Aim of the task » Return the records word for word. Any pictures in them are not part of the copy.
● ● ● ● ●
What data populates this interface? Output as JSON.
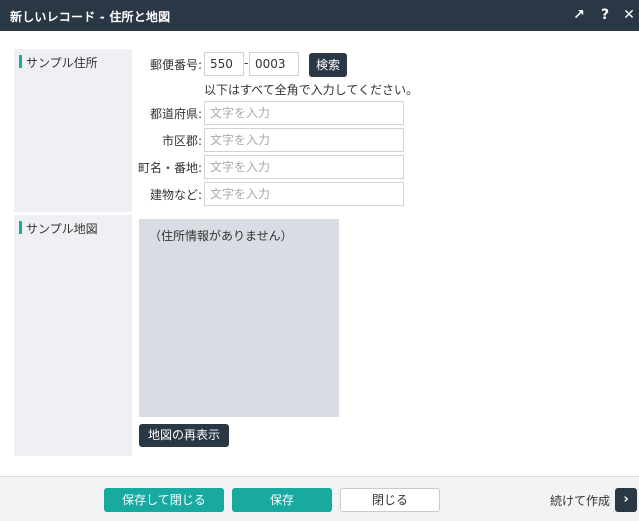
{
  "window": {
    "title": "新しいレコード - 住所と地図",
    "expand_icon": "↗",
    "help_icon": "?",
    "close_icon": "✕"
  },
  "address_section": {
    "label": "サンプル住所",
    "postal_label": "郵便番号:",
    "postal_first": "550",
    "postal_dash": "-",
    "postal_second": "0003",
    "search_button": "検索",
    "hint": "以下はすべて全角で入力してください。",
    "fields": [
      {
        "label": "都道府県:",
        "placeholder": "文字を入力"
      },
      {
        "label": "市区郡:",
        "placeholder": "文字を入力"
      },
      {
        "label": "町名・番地:",
        "placeholder": "文字を入力"
      },
      {
        "label": "建物など:",
        "placeholder": "文字を入力"
      }
    ]
  },
  "map_section": {
    "label": "サンプル地図",
    "no_info_message": "（住所情報がありません）",
    "redisplay_button": "地図の再表示"
  },
  "footer": {
    "save_close_button": "保存して閉じる",
    "save_button": "保存",
    "close_button": "閉じる",
    "continue_label": "続けて作成",
    "continue_icon": "›"
  },
  "colors": {
    "titlebar": "#2a3744",
    "accent_teal": "#18aaa0",
    "section_bg": "#eef0f3",
    "map_bg": "#d8dce3"
  }
}
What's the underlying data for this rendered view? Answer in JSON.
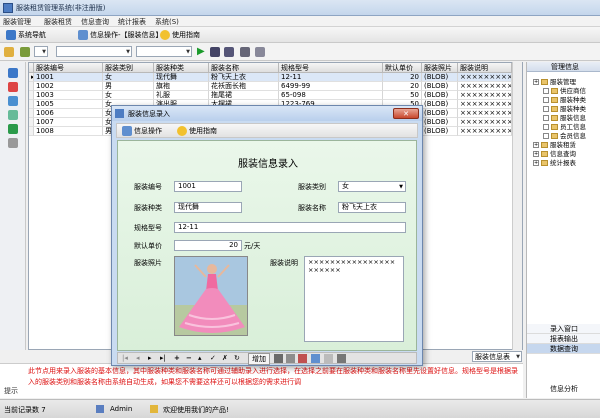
{
  "window": {
    "title": "服装租赁管理系统(非注册版)"
  },
  "menu": [
    "服装管理",
    "服装租赁",
    "信息查询",
    "统计报表",
    "系统(S)"
  ],
  "nav": {
    "system_nav": "系统导航",
    "info_op": "信息操作-【服装信息】",
    "help": "使用指南"
  },
  "grid": {
    "columns": [
      "服装编号",
      "服装类别",
      "服装种类",
      "服装名称",
      "规格型号",
      "默认单价",
      "服装照片",
      "服装说明"
    ],
    "rows": [
      [
        "1001",
        "女",
        "现代舞",
        "粉飞天上衣",
        "12-11",
        "20",
        "(BLOB)",
        "×××××××××××"
      ],
      [
        "1002",
        "男",
        "旗袍",
        "花袄面长袍",
        "6499-99",
        "20",
        "(BLOB)",
        "×××××××××××"
      ],
      [
        "1003",
        "女",
        "礼服",
        "拖尾裙",
        "65-098",
        "50",
        "(BLOB)",
        "×××××××××××"
      ],
      [
        "1005",
        "女",
        "演出服",
        "大摆裙",
        "1223-769",
        "50",
        "(BLOB)",
        "×××××××××××"
      ],
      [
        "1006",
        "女",
        "",
        "",
        "",
        "",
        "(BLOB)",
        "×××××××××××"
      ],
      [
        "1007",
        "女",
        "",
        "",
        "",
        "",
        "(BLOB)",
        "×××××××××××"
      ],
      [
        "1008",
        "男",
        "",
        "",
        "",
        "",
        "(BLOB)",
        "×××××××××××"
      ]
    ]
  },
  "right_panel": {
    "title": "管理信息",
    "tree": [
      {
        "label": "服装管理",
        "level": 1
      },
      {
        "label": "供应商信",
        "level": 2
      },
      {
        "label": "服装种类",
        "level": 2
      },
      {
        "label": "服装种类",
        "level": 2
      },
      {
        "label": "服装信息",
        "level": 2
      },
      {
        "label": "员工信息",
        "level": 2
      },
      {
        "label": "会员信息",
        "level": 2
      },
      {
        "label": "服装租赁",
        "level": 1
      },
      {
        "label": "信息查询",
        "level": 1
      },
      {
        "label": "统计报表",
        "level": 1
      }
    ],
    "links": [
      "录入窗口",
      "报表输出",
      "数据查询",
      "信息分析"
    ]
  },
  "dialog": {
    "title": "服装信息录入",
    "tab_info": "信息操作",
    "tab_help": "使用指南",
    "form_title": "服装信息录入",
    "fields": {
      "code_label": "服装编号",
      "code": "1001",
      "category_label": "服装类别",
      "category": "女",
      "kind_label": "服装种类",
      "kind": "现代舞",
      "name_label": "服装名称",
      "name": "粉飞天上衣",
      "spec_label": "规格型号",
      "spec": "12-11",
      "price_label": "默认单价",
      "price": "20",
      "price_unit": "元/天",
      "photo_label": "服装照片",
      "desc_label": "服装说明",
      "desc": "××××××××××××××××××××××"
    },
    "nav_add": "增加"
  },
  "bottom": {
    "combo": "服装信息表",
    "note_label": "提示",
    "note": "此节点用来录入服装的基本信息，其中服装种类和服装名称可通过辅助录入进行选择，在选择之前要在服装种类和服装名称里先设置好信息。规格型号是根据录入的服装类别和服装名称由系统自动生成，如果您不需要这样还可以根据您的需求进行调"
  },
  "status": {
    "records": "当前记录数 7",
    "user": "Admin",
    "welcome": "欢迎使用我们的产品!"
  },
  "colors": {
    "accent": "#4d7cc2",
    "form_bg": "#e2f3e2",
    "note_text": "#dd1111"
  }
}
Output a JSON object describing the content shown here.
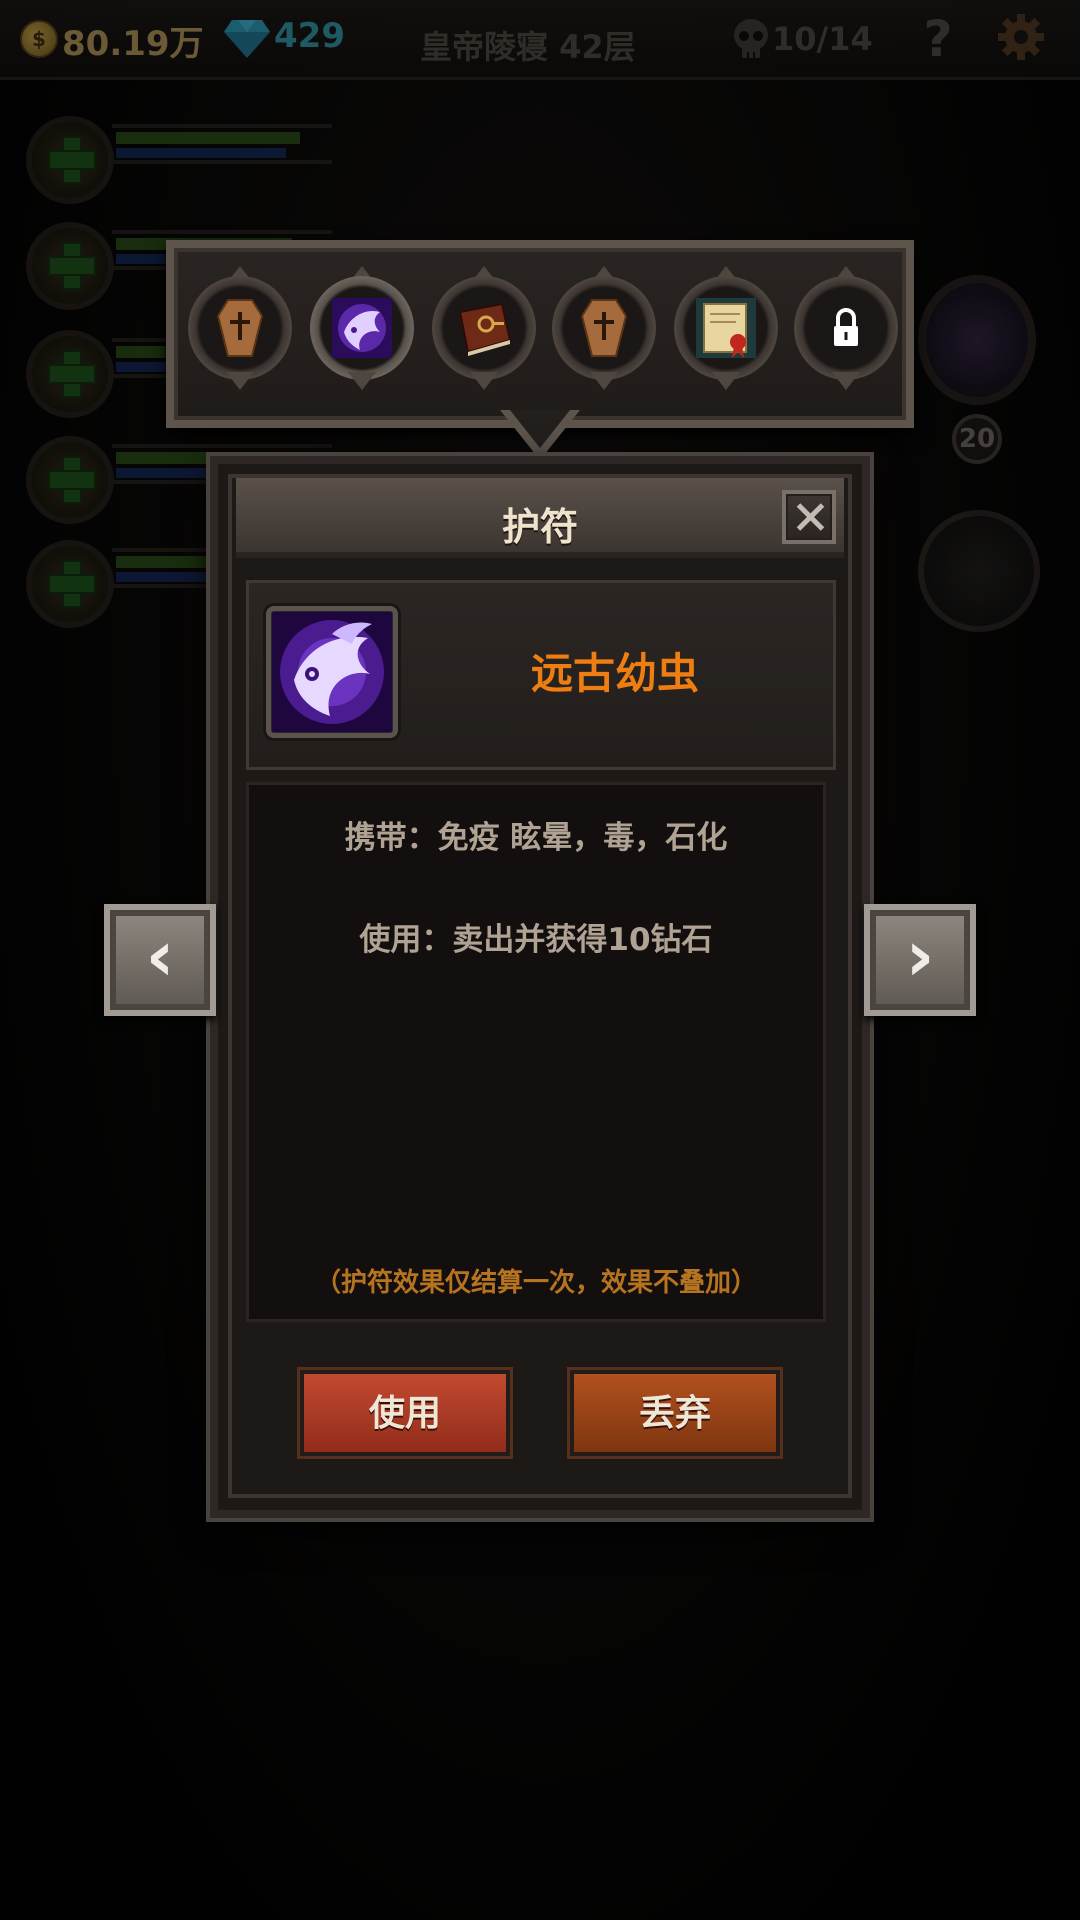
{
  "topbar": {
    "coin_symbol": "$",
    "gold": "80.19万",
    "gems": "429",
    "floor": "皇帝陵寝 42层",
    "kills": "10/14",
    "help_label": "?",
    "coin_icon": "gold-coin-icon",
    "gem_icon": "diamond-icon",
    "skull_icon": "skull-icon",
    "settings_icon": "gear-icon"
  },
  "heroes": [
    {
      "hp_fraction": 0.92,
      "mp_fraction": 0.85
    },
    {
      "hp_fraction": 0.88,
      "mp_fraction": 0.7
    },
    {
      "hp_fraction": 0.85,
      "mp_fraction": 0.68
    },
    {
      "hp_fraction": 0.83,
      "mp_fraction": 0.68
    },
    {
      "hp_fraction": 0.8,
      "mp_fraction": 0.65
    }
  ],
  "character": {
    "level": "20"
  },
  "amulet_tray": {
    "slots": [
      {
        "icon": "coffin-icon",
        "selected": false
      },
      {
        "icon": "ancient-larva-icon",
        "selected": true
      },
      {
        "icon": "red-book-icon",
        "selected": false
      },
      {
        "icon": "coffin-icon",
        "selected": false
      },
      {
        "icon": "scroll-seal-icon",
        "selected": false
      },
      {
        "icon": "lock-icon",
        "selected": false,
        "locked": true
      }
    ]
  },
  "panel": {
    "title": "护符",
    "item_name": "远古幼虫",
    "carry_text": "携带：免疫 眩晕，毒，石化",
    "use_text": "使用：卖出并获得10钻石",
    "note_text": "（护符效果仅结算一次，效果不叠加）",
    "use_button": "使用",
    "drop_button": "丢弃",
    "prev_label": "‹",
    "next_label": "›"
  },
  "colors": {
    "item_name": "#ef7e12",
    "note": "#b77420",
    "use_button": "#c24a30",
    "drop_button": "#b2501e",
    "gem": "#2f8a99"
  }
}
● ● ● ● ●
Written answer »
What data populates this interface? Output as JSON.
{
  "window": {
    "title": "新しいレコード - 住所と地図",
    "expand_icon": "↗",
    "help_icon": "?",
    "close_icon": "✕"
  },
  "address_section": {
    "label": "サンプル住所",
    "postal_label": "郵便番号:",
    "postal_first": "550",
    "postal_dash": "-",
    "postal_second": "0003",
    "search_button": "検索",
    "hint": "以下はすべて全角で入力してください。",
    "fields": [
      {
        "label": "都道府県:",
        "placeholder": "文字を入力"
      },
      {
        "label": "市区郡:",
        "placeholder": "文字を入力"
      },
      {
        "label": "町名・番地:",
        "placeholder": "文字を入力"
      },
      {
        "label": "建物など:",
        "placeholder": "文字を入力"
      }
    ]
  },
  "map_section": {
    "label": "サンプル地図",
    "no_info_message": "（住所情報がありません）",
    "redisplay_button": "地図の再表示"
  },
  "footer": {
    "save_close_button": "保存して閉じる",
    "save_button": "保存",
    "close_button": "閉じる",
    "continue_label": "続けて作成",
    "continue_icon": "›"
  },
  "colors": {
    "titlebar": "#2a3744",
    "accent_teal": "#18aaa0",
    "section_bg": "#eef0f3",
    "map_bg": "#d8dce3"
  }
}
What's the underlying data for this rendered view? Answer in JSON.
{
  "window": {
    "title": "服装租赁管理系统(非注册版)"
  },
  "menu": [
    "服装管理",
    "服装租赁",
    "信息查询",
    "统计报表",
    "系统(S)"
  ],
  "nav": {
    "system_nav": "系统导航",
    "info_op": "信息操作-【服装信息】",
    "help": "使用指南"
  },
  "grid": {
    "columns": [
      "服装编号",
      "服装类别",
      "服装种类",
      "服装名称",
      "规格型号",
      "默认单价",
      "服装照片",
      "服装说明"
    ],
    "rows": [
      [
        "1001",
        "女",
        "现代舞",
        "粉飞天上衣",
        "12-11",
        "20",
        "(BLOB)",
        "×××××××××××"
      ],
      [
        "1002",
        "男",
        "旗袍",
        "花袄面长袍",
        "6499-99",
        "20",
        "(BLOB)",
        "×××××××××××"
      ],
      [
        "1003",
        "女",
        "礼服",
        "拖尾裙",
        "65-098",
        "50",
        "(BLOB)",
        "×××××××××××"
      ],
      [
        "1005",
        "女",
        "演出服",
        "大摆裙",
        "1223-769",
        "50",
        "(BLOB)",
        "×××××××××××"
      ],
      [
        "1006",
        "女",
        "",
        "",
        "",
        "",
        "(BLOB)",
        "×××××××××××"
      ],
      [
        "1007",
        "女",
        "",
        "",
        "",
        "",
        "(BLOB)",
        "×××××××××××"
      ],
      [
        "1008",
        "男",
        "",
        "",
        "",
        "",
        "(BLOB)",
        "×××××××××××"
      ]
    ]
  },
  "right_panel": {
    "title": "管理信息",
    "tree": [
      {
        "label": "服装管理",
        "level": 1
      },
      {
        "label": "供应商信",
        "level": 2
      },
      {
        "label": "服装种类",
        "level": 2
      },
      {
        "label": "服装种类",
        "level": 2
      },
      {
        "label": "服装信息",
        "level": 2
      },
      {
        "label": "员工信息",
        "level": 2
      },
      {
        "label": "会员信息",
        "level": 2
      },
      {
        "label": "服装租赁",
        "level": 1
      },
      {
        "label": "信息查询",
        "level": 1
      },
      {
        "label": "统计报表",
        "level": 1
      }
    ],
    "links": [
      "录入窗口",
      "报表输出",
      "数据查询",
      "信息分析"
    ]
  },
  "dialog": {
    "title": "服装信息录入",
    "tab_info": "信息操作",
    "tab_help": "使用指南",
    "form_title": "服装信息录入",
    "fields": {
      "code_label": "服装编号",
      "code": "1001",
      "category_label": "服装类别",
      "category": "女",
      "kind_label": "服装种类",
      "kind": "现代舞",
      "name_label": "服装名称",
      "name": "粉飞天上衣",
      "spec_label": "规格型号",
      "spec": "12-11",
      "price_label": "默认单价",
      "price": "20",
      "price_unit": "元/天",
      "photo_label": "服装照片",
      "desc_label": "服装说明",
      "desc": "××××××××××××××××××××××"
    },
    "nav_add": "增加"
  },
  "bottom": {
    "combo": "服装信息表",
    "note_label": "提示",
    "note": "此节点用来录入服装的基本信息，其中服装种类和服装名称可通过辅助录入进行选择，在选择之前要在服装种类和服装名称里先设置好信息。规格型号是根据录入的服装类别和服装名称由系统自动生成，如果您不需要这样还可以根据您的需求进行调"
  },
  "status": {
    "records": "当前记录数 7",
    "user": "Admin",
    "welcome": "欢迎使用我们的产品!"
  },
  "colors": {
    "accent": "#4d7cc2",
    "form_bg": "#e2f3e2",
    "note_text": "#dd1111"
  }
}
Output a JSON object describing the content shown here.
{
  "topbar": {
    "coin_symbol": "$",
    "gold": "80.19万",
    "gems": "429",
    "floor": "皇帝陵寝 42层",
    "kills": "10/14",
    "help_label": "?",
    "coin_icon": "gold-coin-icon",
    "gem_icon": "diamond-icon",
    "skull_icon": "skull-icon",
    "settings_icon": "gear-icon"
  },
  "heroes": [
    {
      "hp_fraction": 0.92,
      "mp_fraction": 0.85
    },
    {
      "hp_fraction": 0.88,
      "mp_fraction": 0.7
    },
    {
      "hp_fraction": 0.85,
      "mp_fraction": 0.68
    },
    {
      "hp_fraction": 0.83,
      "mp_fraction": 0.68
    },
    {
      "hp_fraction": 0.8,
      "mp_fraction": 0.65
    }
  ],
  "character": {
    "level": "20"
  },
  "amulet_tray": {
    "slots": [
      {
        "icon": "coffin-icon",
        "selected": false
      },
      {
        "icon": "ancient-larva-icon",
        "selected": true
      },
      {
        "icon": "red-book-icon",
        "selected": false
      },
      {
        "icon": "coffin-icon",
        "selected": false
      },
      {
        "icon": "scroll-seal-icon",
        "selected": false
      },
      {
        "icon": "lock-icon",
        "selected": false,
        "locked": true
      }
    ]
  },
  "panel": {
    "title": "护符",
    "item_name": "远古幼虫",
    "carry_text": "携带：免疫 眩晕，毒，石化",
    "use_text": "使用：卖出并获得10钻石",
    "note_text": "（护符效果仅结算一次，效果不叠加）",
    "use_button": "使用",
    "drop_button": "丢弃",
    "prev_label": "‹",
    "next_label": "›"
  },
  "colors": {
    "item_name": "#ef7e12",
    "note": "#b77420",
    "use_button": "#c24a30",
    "drop_button": "#b2501e",
    "gem": "#2f8a99"
  }
}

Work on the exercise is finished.